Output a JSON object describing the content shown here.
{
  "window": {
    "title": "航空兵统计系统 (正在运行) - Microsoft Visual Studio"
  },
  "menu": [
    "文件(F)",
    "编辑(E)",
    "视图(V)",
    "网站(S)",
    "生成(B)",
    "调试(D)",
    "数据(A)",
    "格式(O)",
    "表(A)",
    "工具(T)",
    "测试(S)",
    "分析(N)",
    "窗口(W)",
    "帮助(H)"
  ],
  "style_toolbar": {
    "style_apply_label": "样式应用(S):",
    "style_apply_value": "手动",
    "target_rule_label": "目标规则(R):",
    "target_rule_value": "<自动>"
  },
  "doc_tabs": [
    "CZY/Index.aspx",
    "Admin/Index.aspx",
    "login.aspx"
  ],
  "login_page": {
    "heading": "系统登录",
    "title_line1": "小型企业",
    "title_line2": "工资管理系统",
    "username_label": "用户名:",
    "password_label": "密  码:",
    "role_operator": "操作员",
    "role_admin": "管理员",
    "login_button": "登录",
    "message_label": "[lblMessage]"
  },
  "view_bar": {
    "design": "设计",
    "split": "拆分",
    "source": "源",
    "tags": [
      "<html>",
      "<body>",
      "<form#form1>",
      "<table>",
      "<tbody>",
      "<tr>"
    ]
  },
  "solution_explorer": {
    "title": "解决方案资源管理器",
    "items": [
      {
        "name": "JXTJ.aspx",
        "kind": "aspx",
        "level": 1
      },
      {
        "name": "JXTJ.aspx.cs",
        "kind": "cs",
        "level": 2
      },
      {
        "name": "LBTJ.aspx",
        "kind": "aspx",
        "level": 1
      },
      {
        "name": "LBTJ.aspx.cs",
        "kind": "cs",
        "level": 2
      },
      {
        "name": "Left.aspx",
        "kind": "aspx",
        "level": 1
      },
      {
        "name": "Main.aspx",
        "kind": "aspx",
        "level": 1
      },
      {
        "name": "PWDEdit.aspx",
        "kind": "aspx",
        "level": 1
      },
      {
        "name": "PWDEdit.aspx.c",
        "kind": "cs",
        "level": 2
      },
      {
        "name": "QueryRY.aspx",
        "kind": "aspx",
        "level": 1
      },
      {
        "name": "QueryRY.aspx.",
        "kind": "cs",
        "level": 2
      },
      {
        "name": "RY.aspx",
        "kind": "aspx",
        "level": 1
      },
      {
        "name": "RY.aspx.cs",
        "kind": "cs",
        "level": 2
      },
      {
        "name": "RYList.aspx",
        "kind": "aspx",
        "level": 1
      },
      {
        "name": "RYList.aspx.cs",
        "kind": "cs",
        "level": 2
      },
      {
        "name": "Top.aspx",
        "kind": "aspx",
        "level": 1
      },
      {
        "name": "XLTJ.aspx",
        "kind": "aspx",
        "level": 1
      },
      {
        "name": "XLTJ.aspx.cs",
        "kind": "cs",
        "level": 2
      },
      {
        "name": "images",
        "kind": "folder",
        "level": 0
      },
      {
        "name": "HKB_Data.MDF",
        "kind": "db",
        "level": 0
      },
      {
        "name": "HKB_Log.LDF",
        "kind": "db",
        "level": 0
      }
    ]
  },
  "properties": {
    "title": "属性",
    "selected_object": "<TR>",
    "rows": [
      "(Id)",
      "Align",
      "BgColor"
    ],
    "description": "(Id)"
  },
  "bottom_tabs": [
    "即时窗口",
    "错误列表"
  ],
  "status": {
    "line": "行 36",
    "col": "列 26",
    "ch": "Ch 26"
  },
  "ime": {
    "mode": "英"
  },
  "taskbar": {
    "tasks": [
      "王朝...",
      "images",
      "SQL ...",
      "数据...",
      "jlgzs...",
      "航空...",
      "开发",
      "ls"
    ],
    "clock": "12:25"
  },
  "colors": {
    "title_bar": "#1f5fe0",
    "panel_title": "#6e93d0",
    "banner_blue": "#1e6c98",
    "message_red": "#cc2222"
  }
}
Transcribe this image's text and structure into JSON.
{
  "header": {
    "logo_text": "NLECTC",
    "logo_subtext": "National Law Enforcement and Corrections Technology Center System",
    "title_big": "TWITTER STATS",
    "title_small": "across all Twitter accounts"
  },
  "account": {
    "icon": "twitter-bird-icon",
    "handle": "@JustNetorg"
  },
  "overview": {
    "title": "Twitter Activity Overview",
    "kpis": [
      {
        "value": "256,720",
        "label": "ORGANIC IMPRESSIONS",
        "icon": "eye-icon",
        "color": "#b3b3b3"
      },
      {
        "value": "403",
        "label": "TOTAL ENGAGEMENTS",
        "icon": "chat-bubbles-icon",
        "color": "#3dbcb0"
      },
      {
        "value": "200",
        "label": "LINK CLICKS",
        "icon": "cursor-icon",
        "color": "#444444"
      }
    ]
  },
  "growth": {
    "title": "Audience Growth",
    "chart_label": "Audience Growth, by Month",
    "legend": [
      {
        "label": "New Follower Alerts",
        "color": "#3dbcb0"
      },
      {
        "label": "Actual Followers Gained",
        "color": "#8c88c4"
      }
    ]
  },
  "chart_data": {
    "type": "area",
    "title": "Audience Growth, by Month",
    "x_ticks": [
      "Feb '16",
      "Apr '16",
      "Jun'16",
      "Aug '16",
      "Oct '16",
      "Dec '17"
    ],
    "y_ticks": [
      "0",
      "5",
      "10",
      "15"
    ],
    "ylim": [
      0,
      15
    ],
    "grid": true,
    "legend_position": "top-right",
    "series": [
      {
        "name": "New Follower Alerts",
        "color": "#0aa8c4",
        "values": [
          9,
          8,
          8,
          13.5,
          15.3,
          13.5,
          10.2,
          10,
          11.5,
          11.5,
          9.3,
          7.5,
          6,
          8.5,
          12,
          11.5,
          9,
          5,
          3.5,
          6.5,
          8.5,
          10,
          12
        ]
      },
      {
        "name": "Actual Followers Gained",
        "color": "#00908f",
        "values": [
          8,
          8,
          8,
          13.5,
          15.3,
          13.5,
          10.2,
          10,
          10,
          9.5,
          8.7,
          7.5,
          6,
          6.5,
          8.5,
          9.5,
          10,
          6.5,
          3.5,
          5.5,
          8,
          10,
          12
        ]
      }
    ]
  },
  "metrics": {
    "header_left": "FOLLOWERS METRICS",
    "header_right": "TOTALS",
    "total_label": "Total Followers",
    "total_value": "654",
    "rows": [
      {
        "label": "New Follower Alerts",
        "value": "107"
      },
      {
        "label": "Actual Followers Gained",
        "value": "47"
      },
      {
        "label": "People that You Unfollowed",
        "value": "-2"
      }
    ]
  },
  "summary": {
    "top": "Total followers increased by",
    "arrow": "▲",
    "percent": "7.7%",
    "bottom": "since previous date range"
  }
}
——
* Task details:
Look back over the material above and state how many lines hold the word "RYList". Write the number and nothing else.

* Task output:
2